• _EXERCISE DETAILS_: Output each entry below as it stands, leaving out every picture.

• _DATA FOR PROCESSING_:
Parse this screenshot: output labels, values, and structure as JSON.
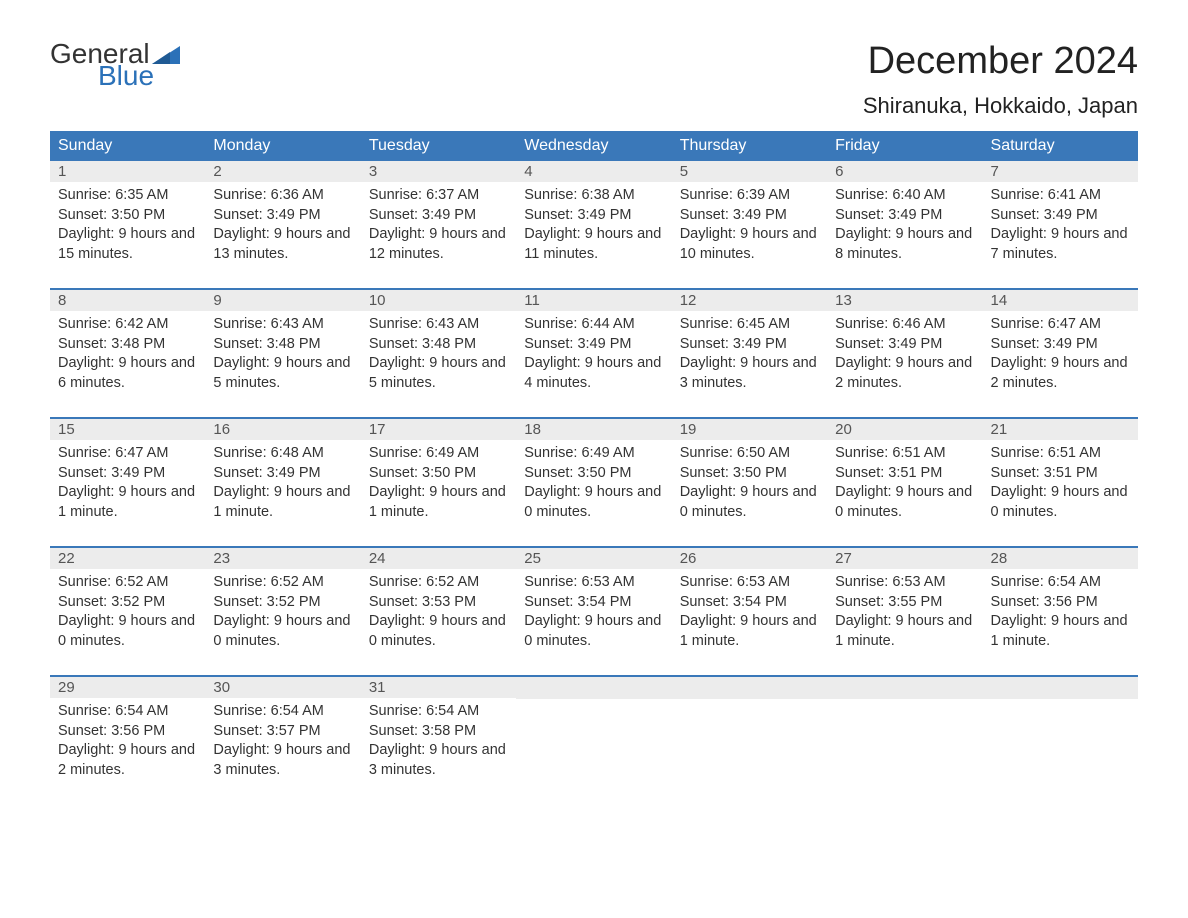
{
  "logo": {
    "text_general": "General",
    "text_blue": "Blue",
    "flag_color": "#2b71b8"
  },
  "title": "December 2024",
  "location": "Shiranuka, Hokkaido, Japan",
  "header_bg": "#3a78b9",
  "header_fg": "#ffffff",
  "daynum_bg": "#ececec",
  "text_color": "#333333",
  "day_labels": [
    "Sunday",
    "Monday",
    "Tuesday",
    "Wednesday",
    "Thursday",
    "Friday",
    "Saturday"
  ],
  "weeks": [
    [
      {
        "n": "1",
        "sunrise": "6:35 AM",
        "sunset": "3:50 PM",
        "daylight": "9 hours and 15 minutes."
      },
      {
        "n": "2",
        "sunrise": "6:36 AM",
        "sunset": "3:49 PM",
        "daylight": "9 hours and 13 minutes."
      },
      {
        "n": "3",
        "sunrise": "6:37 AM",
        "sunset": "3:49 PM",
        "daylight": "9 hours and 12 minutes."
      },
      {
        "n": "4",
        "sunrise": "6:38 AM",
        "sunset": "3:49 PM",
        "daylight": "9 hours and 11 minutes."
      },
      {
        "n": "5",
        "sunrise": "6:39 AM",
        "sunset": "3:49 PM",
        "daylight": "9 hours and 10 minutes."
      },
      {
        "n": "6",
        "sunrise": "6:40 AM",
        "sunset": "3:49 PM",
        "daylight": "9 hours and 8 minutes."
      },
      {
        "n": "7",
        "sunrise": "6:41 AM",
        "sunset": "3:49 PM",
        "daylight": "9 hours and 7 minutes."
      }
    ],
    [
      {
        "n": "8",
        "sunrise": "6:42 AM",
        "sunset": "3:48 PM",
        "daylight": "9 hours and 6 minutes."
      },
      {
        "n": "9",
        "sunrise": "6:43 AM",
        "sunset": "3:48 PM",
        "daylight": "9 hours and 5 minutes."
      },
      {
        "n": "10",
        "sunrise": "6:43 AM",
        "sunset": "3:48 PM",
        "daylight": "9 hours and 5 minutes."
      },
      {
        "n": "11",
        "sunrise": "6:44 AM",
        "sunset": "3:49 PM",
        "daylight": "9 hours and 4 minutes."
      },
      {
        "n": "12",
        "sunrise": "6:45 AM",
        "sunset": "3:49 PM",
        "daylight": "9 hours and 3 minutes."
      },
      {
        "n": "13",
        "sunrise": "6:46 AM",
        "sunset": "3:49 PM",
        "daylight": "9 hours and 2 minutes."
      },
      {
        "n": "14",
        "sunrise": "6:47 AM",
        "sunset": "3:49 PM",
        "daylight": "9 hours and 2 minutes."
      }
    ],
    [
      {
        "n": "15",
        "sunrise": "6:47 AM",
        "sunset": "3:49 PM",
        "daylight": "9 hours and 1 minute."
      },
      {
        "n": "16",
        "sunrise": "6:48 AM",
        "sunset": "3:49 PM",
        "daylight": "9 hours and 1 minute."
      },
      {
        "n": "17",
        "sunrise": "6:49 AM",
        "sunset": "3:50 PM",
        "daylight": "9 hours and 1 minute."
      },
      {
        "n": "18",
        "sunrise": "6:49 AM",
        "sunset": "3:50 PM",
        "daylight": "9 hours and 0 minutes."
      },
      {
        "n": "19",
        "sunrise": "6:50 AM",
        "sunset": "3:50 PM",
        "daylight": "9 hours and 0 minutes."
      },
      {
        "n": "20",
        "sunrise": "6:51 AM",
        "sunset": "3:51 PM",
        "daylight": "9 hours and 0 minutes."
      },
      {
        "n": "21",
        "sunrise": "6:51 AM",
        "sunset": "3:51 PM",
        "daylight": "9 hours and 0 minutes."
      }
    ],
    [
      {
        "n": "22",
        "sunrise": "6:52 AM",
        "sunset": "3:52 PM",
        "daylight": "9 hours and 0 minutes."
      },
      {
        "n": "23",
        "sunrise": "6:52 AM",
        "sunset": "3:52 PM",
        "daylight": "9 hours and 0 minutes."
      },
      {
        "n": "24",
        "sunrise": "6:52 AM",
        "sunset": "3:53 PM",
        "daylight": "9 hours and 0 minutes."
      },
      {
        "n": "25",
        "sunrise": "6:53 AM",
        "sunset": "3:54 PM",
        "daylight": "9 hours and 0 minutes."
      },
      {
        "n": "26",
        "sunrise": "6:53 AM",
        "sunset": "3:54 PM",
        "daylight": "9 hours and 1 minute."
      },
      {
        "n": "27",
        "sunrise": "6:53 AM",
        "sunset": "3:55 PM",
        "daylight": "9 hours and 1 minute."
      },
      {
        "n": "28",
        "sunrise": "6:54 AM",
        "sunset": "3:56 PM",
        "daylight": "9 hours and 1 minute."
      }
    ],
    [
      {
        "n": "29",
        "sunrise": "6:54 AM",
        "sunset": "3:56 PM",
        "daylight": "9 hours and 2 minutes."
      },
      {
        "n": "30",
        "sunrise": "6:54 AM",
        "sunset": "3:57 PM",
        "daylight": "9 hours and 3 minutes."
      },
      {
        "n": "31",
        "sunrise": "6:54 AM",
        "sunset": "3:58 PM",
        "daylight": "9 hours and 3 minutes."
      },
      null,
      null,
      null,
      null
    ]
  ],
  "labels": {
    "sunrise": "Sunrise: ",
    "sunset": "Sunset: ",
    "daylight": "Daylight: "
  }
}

• _TASK RESPONSE_:
Parse this screenshot: output labels, values, and structure as JSON.
{
  "logo": {
    "text_general": "General",
    "text_blue": "Blue",
    "flag_color": "#2b71b8"
  },
  "title": "December 2024",
  "location": "Shiranuka, Hokkaido, Japan",
  "header_bg": "#3a78b9",
  "header_fg": "#ffffff",
  "daynum_bg": "#ececec",
  "text_color": "#333333",
  "day_labels": [
    "Sunday",
    "Monday",
    "Tuesday",
    "Wednesday",
    "Thursday",
    "Friday",
    "Saturday"
  ],
  "weeks": [
    [
      {
        "n": "1",
        "sunrise": "6:35 AM",
        "sunset": "3:50 PM",
        "daylight": "9 hours and 15 minutes."
      },
      {
        "n": "2",
        "sunrise": "6:36 AM",
        "sunset": "3:49 PM",
        "daylight": "9 hours and 13 minutes."
      },
      {
        "n": "3",
        "sunrise": "6:37 AM",
        "sunset": "3:49 PM",
        "daylight": "9 hours and 12 minutes."
      },
      {
        "n": "4",
        "sunrise": "6:38 AM",
        "sunset": "3:49 PM",
        "daylight": "9 hours and 11 minutes."
      },
      {
        "n": "5",
        "sunrise": "6:39 AM",
        "sunset": "3:49 PM",
        "daylight": "9 hours and 10 minutes."
      },
      {
        "n": "6",
        "sunrise": "6:40 AM",
        "sunset": "3:49 PM",
        "daylight": "9 hours and 8 minutes."
      },
      {
        "n": "7",
        "sunrise": "6:41 AM",
        "sunset": "3:49 PM",
        "daylight": "9 hours and 7 minutes."
      }
    ],
    [
      {
        "n": "8",
        "sunrise": "6:42 AM",
        "sunset": "3:48 PM",
        "daylight": "9 hours and 6 minutes."
      },
      {
        "n": "9",
        "sunrise": "6:43 AM",
        "sunset": "3:48 PM",
        "daylight": "9 hours and 5 minutes."
      },
      {
        "n": "10",
        "sunrise": "6:43 AM",
        "sunset": "3:48 PM",
        "daylight": "9 hours and 5 minutes."
      },
      {
        "n": "11",
        "sunrise": "6:44 AM",
        "sunset": "3:49 PM",
        "daylight": "9 hours and 4 minutes."
      },
      {
        "n": "12",
        "sunrise": "6:45 AM",
        "sunset": "3:49 PM",
        "daylight": "9 hours and 3 minutes."
      },
      {
        "n": "13",
        "sunrise": "6:46 AM",
        "sunset": "3:49 PM",
        "daylight": "9 hours and 2 minutes."
      },
      {
        "n": "14",
        "sunrise": "6:47 AM",
        "sunset": "3:49 PM",
        "daylight": "9 hours and 2 minutes."
      }
    ],
    [
      {
        "n": "15",
        "sunrise": "6:47 AM",
        "sunset": "3:49 PM",
        "daylight": "9 hours and 1 minute."
      },
      {
        "n": "16",
        "sunrise": "6:48 AM",
        "sunset": "3:49 PM",
        "daylight": "9 hours and 1 minute."
      },
      {
        "n": "17",
        "sunrise": "6:49 AM",
        "sunset": "3:50 PM",
        "daylight": "9 hours and 1 minute."
      },
      {
        "n": "18",
        "sunrise": "6:49 AM",
        "sunset": "3:50 PM",
        "daylight": "9 hours and 0 minutes."
      },
      {
        "n": "19",
        "sunrise": "6:50 AM",
        "sunset": "3:50 PM",
        "daylight": "9 hours and 0 minutes."
      },
      {
        "n": "20",
        "sunrise": "6:51 AM",
        "sunset": "3:51 PM",
        "daylight": "9 hours and 0 minutes."
      },
      {
        "n": "21",
        "sunrise": "6:51 AM",
        "sunset": "3:51 PM",
        "daylight": "9 hours and 0 minutes."
      }
    ],
    [
      {
        "n": "22",
        "sunrise": "6:52 AM",
        "sunset": "3:52 PM",
        "daylight": "9 hours and 0 minutes."
      },
      {
        "n": "23",
        "sunrise": "6:52 AM",
        "sunset": "3:52 PM",
        "daylight": "9 hours and 0 minutes."
      },
      {
        "n": "24",
        "sunrise": "6:52 AM",
        "sunset": "3:53 PM",
        "daylight": "9 hours and 0 minutes."
      },
      {
        "n": "25",
        "sunrise": "6:53 AM",
        "sunset": "3:54 PM",
        "daylight": "9 hours and 0 minutes."
      },
      {
        "n": "26",
        "sunrise": "6:53 AM",
        "sunset": "3:54 PM",
        "daylight": "9 hours and 1 minute."
      },
      {
        "n": "27",
        "sunrise": "6:53 AM",
        "sunset": "3:55 PM",
        "daylight": "9 hours and 1 minute."
      },
      {
        "n": "28",
        "sunrise": "6:54 AM",
        "sunset": "3:56 PM",
        "daylight": "9 hours and 1 minute."
      }
    ],
    [
      {
        "n": "29",
        "sunrise": "6:54 AM",
        "sunset": "3:56 PM",
        "daylight": "9 hours and 2 minutes."
      },
      {
        "n": "30",
        "sunrise": "6:54 AM",
        "sunset": "3:57 PM",
        "daylight": "9 hours and 3 minutes."
      },
      {
        "n": "31",
        "sunrise": "6:54 AM",
        "sunset": "3:58 PM",
        "daylight": "9 hours and 3 minutes."
      },
      null,
      null,
      null,
      null
    ]
  ],
  "labels": {
    "sunrise": "Sunrise: ",
    "sunset": "Sunset: ",
    "daylight": "Daylight: "
  }
}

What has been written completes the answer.